-------- Data provided --------
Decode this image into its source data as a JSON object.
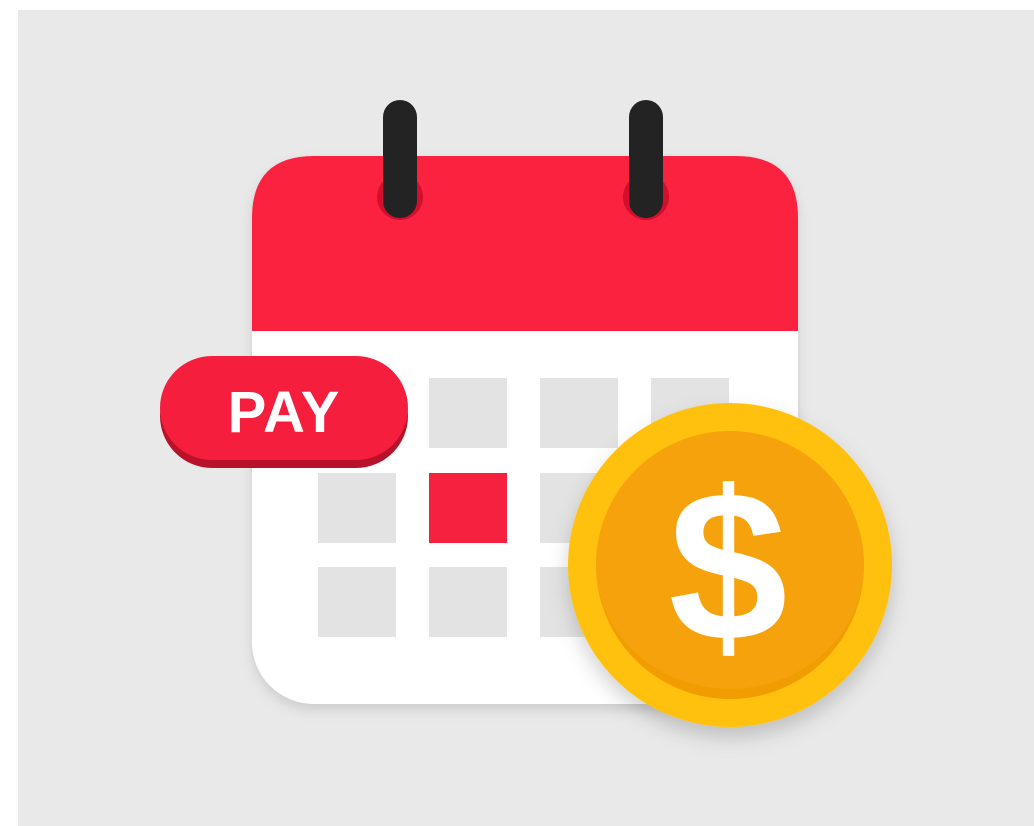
{
  "illustration": {
    "pay_badge_text": "PAY",
    "coin_symbol": "$",
    "icon_names": {
      "calendar": "calendar-icon",
      "binder_rings": "binder-ring-icon",
      "coin": "dollar-coin-icon"
    }
  },
  "colors": {
    "background": "#e9e9e9",
    "calendar_header": "#fb2340",
    "calendar_body": "#ffffff",
    "grid_cell": "#e3e3e3",
    "highlight_cell": "#f4223f",
    "ring": "#232323",
    "coin_outer": "#ffc10d",
    "coin_inner": "#f5a207",
    "symbol": "#ffffff"
  }
}
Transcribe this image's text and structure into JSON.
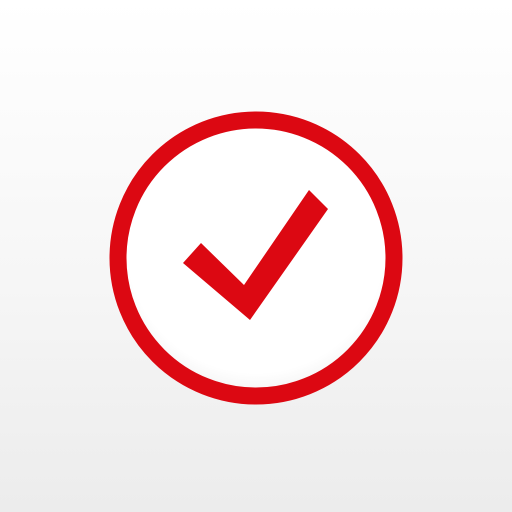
{
  "icon": {
    "name": "checkmark-circle-icon",
    "colors": {
      "accent": "#dc0812",
      "circle_fill": "#ffffff",
      "background_top": "#ffffff",
      "background_bottom": "#ececec"
    }
  }
}
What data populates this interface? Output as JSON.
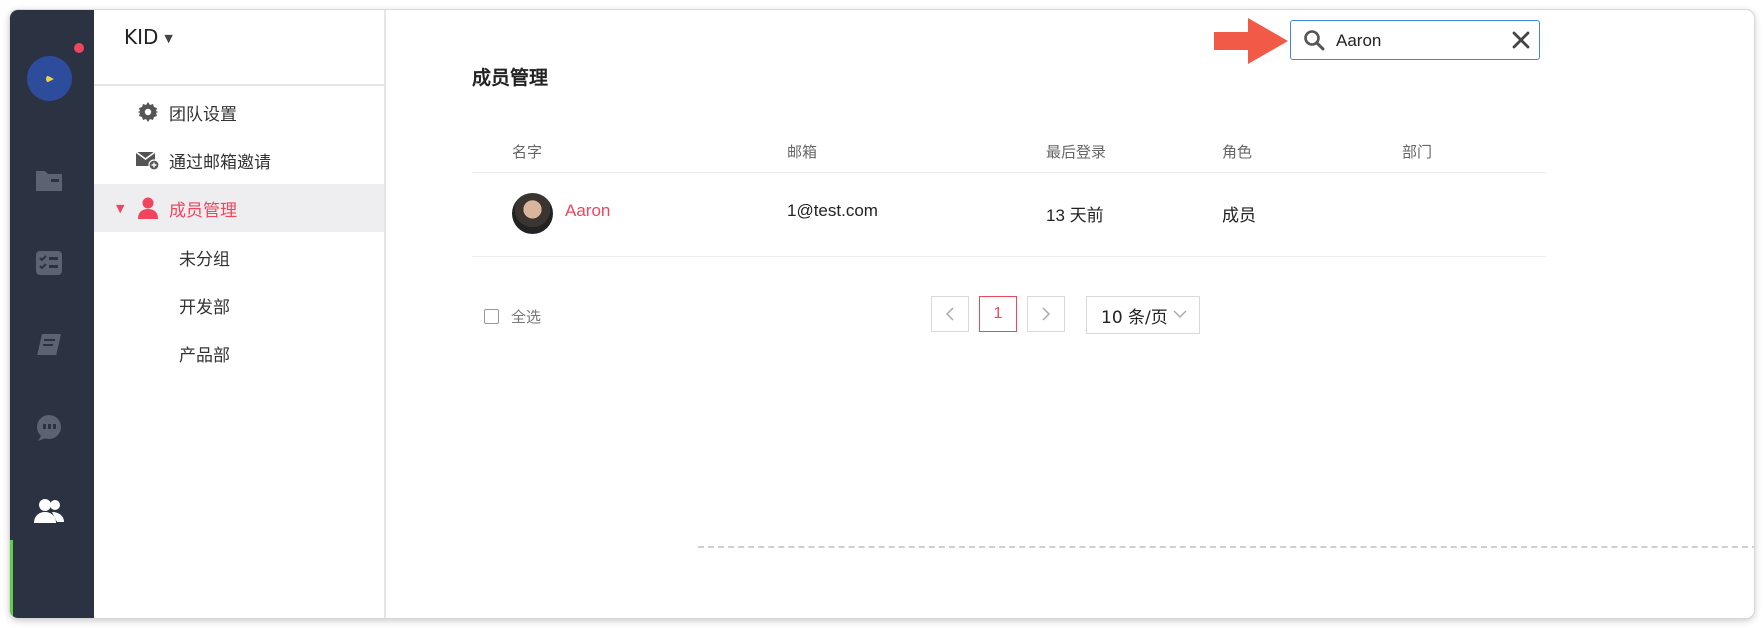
{
  "team": {
    "name": "KID"
  },
  "menu": {
    "items": [
      {
        "label": "团队设置",
        "icon": "gear-icon"
      },
      {
        "label": "通过邮箱邀请",
        "icon": "mail-add-icon"
      },
      {
        "label": "成员管理",
        "icon": "user-icon",
        "active": true
      }
    ],
    "sub_items": [
      {
        "label": "未分组"
      },
      {
        "label": "开发部"
      },
      {
        "label": "产品部"
      }
    ]
  },
  "page": {
    "title": "成员管理"
  },
  "search": {
    "value": "Aaron"
  },
  "table": {
    "columns": [
      "名字",
      "邮箱",
      "最后登录",
      "角色",
      "部门"
    ],
    "rows": [
      {
        "name": "Aaron",
        "email": "1@test.com",
        "last_login": "13 天前",
        "role": "成员",
        "department": ""
      }
    ]
  },
  "footer": {
    "select_all_label": "全选",
    "current_page": "1",
    "page_size_label": "10 条/页"
  },
  "colors": {
    "accent": "#f0455d",
    "rail_bg": "#2b3242",
    "search_border": "#3d8bd9",
    "arrow": "#f05a46",
    "active_indicator": "#5fcf4a"
  }
}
--------
§ **Given task**
Scan the listing above and identify each line holding the string "into"; copy every such line.

§ **Answer below**
Decode this image into its source data as a JSON object.
Transcribe this image's text and structure into JSON.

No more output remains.